DIRECTIONS
Rewrite the lines from the start of the entries up to and including the line with "The inner surface 220A is at (278, 276)." as a Markdown table with the columns "No." and "Line", numbering each row and leaving out blank lines.

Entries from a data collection
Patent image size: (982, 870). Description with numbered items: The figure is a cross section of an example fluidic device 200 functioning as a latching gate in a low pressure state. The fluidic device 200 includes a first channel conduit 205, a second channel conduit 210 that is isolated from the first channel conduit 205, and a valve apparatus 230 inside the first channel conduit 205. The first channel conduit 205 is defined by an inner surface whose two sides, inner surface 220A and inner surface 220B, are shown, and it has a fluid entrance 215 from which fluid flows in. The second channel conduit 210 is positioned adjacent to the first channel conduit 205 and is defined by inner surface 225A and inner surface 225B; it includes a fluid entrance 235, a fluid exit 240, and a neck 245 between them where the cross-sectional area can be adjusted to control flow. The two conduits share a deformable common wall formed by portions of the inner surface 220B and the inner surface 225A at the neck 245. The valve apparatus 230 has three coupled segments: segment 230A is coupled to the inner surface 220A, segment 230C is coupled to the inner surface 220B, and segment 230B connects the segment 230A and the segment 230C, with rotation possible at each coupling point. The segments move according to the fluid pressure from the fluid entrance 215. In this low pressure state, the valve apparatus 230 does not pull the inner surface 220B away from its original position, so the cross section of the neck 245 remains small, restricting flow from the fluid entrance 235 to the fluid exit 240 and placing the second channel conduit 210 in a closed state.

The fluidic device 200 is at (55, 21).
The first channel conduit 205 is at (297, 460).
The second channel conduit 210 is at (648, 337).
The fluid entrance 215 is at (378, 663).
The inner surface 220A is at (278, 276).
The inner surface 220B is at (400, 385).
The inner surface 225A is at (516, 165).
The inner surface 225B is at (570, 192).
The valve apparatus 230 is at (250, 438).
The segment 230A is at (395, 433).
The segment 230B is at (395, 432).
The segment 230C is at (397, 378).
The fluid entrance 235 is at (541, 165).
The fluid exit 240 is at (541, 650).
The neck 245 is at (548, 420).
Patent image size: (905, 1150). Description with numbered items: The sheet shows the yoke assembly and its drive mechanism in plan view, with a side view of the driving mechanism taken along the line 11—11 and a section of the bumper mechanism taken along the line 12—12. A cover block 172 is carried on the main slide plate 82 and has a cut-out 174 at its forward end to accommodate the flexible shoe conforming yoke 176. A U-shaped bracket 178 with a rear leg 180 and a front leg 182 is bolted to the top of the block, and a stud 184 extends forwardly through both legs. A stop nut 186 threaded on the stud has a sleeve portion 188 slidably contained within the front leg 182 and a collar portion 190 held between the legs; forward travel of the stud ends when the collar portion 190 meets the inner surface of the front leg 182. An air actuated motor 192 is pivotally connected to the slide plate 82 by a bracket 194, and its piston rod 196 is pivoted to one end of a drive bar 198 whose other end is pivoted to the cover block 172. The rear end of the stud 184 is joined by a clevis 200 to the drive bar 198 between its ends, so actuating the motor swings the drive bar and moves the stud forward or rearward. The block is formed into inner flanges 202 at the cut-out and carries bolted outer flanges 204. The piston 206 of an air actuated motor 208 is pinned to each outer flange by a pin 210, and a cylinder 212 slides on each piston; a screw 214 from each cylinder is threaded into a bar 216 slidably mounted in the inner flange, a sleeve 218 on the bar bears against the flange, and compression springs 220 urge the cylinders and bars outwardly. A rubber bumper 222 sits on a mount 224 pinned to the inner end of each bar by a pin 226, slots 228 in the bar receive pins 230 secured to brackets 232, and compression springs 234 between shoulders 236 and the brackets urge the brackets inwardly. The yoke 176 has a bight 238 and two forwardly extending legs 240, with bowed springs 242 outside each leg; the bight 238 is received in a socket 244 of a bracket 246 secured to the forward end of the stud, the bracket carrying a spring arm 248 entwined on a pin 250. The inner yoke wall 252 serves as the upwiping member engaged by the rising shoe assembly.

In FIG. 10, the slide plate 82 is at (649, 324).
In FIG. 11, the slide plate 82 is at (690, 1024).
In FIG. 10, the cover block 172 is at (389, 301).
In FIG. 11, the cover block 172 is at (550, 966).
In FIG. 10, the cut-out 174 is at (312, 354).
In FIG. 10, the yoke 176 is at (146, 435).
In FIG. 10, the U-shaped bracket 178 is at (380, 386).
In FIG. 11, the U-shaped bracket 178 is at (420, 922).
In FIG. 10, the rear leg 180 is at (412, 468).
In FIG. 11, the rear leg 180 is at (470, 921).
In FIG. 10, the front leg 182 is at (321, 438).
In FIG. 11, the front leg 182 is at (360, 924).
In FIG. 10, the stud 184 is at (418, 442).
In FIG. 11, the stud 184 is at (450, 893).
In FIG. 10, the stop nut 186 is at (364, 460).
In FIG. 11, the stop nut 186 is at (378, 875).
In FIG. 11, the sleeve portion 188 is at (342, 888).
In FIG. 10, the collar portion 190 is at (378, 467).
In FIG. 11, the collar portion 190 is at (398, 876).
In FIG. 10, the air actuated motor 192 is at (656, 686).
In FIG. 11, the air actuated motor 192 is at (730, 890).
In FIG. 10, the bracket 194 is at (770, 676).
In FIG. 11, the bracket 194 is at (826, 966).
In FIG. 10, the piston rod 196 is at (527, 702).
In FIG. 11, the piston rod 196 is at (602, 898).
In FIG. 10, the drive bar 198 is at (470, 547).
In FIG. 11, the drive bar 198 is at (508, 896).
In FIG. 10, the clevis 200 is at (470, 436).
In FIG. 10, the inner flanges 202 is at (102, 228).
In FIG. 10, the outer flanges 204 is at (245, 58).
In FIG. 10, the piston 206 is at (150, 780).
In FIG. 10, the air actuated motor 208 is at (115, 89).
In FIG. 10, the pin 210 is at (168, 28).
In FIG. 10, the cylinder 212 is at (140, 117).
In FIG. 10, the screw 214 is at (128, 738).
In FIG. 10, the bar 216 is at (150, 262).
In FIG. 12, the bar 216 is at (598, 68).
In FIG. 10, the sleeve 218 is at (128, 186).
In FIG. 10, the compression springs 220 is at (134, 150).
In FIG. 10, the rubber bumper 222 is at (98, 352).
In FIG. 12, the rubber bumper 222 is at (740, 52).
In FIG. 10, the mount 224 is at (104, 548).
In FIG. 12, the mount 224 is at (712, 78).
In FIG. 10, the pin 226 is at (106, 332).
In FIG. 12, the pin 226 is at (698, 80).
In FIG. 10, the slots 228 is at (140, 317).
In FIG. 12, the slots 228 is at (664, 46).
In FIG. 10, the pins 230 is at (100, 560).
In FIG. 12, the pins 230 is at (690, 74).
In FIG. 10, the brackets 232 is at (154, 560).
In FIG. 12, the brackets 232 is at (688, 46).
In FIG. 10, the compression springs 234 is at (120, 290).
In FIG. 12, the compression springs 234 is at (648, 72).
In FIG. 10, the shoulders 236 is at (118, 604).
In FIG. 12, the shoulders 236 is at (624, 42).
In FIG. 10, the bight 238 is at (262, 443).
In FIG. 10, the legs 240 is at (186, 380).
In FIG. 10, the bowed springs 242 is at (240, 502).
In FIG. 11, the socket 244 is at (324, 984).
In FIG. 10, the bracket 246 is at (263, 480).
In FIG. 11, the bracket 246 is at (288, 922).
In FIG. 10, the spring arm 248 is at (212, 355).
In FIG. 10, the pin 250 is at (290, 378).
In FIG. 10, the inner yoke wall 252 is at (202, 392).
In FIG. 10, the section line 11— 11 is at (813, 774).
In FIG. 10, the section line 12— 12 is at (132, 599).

RIGHT ANSWER
| No. | Line |
|---|---|
| 1 | Patent image size: (982, 870). Description with numbered items: The figure is a cross section of an example fluidic device 200 functioning as a latching gate in a low pressure state. The fluidic device 200 includes a first channel conduit 205, a second channel conduit 210 that is isolated from the first channel conduit 205, and a valve apparatus 230 inside the first channel conduit 205. The first channel conduit 205 is defined by an inner surface whose two sides, inner surface 220A and inner surface 220B, are shown, and it has a fluid entrance 215 from which fluid flows in. The second channel conduit 210 is positioned adjacent to the first channel conduit 205 and is defined by inner surface 225A and inner surface 225B; it includes a fluid entrance 235, a fluid exit 240, and a neck 245 between them where the cross-sectional area can be adjusted to control flow. The two conduits share a deformable common wall formed by portions of the inner surface 220B and the inner surface 225A at the neck 245. The valve apparatus 230 has three coupled segments: segment 230A is coupled to the inner surface 220A, segment 230C is coupled to the inner surface 220B, and segment 230B connects the segment 230A and the segment 230C, with rotation possible at each coupling point. The segments move according to the fluid pressure from the fluid entrance 215. In this low pressure state, the valve apparatus 230 does not pull the inner surface 220B away from its original position, so the cross section of the neck 245 remains small, restricting flow from the fluid entrance 235 to the fluid exit 240 and placing the second channel conduit 210 in a closed state. |
| 2 | The fluidic device 200 is at (55, 21). |
| 3 | The first channel conduit 205 is at (297, 460). |
| 4 | The second channel conduit 210 is at (648, 337). |
| 5 | The fluid entrance 215 is at (378, 663). |
| 6 | The inner surface 220A is at (278, 276). |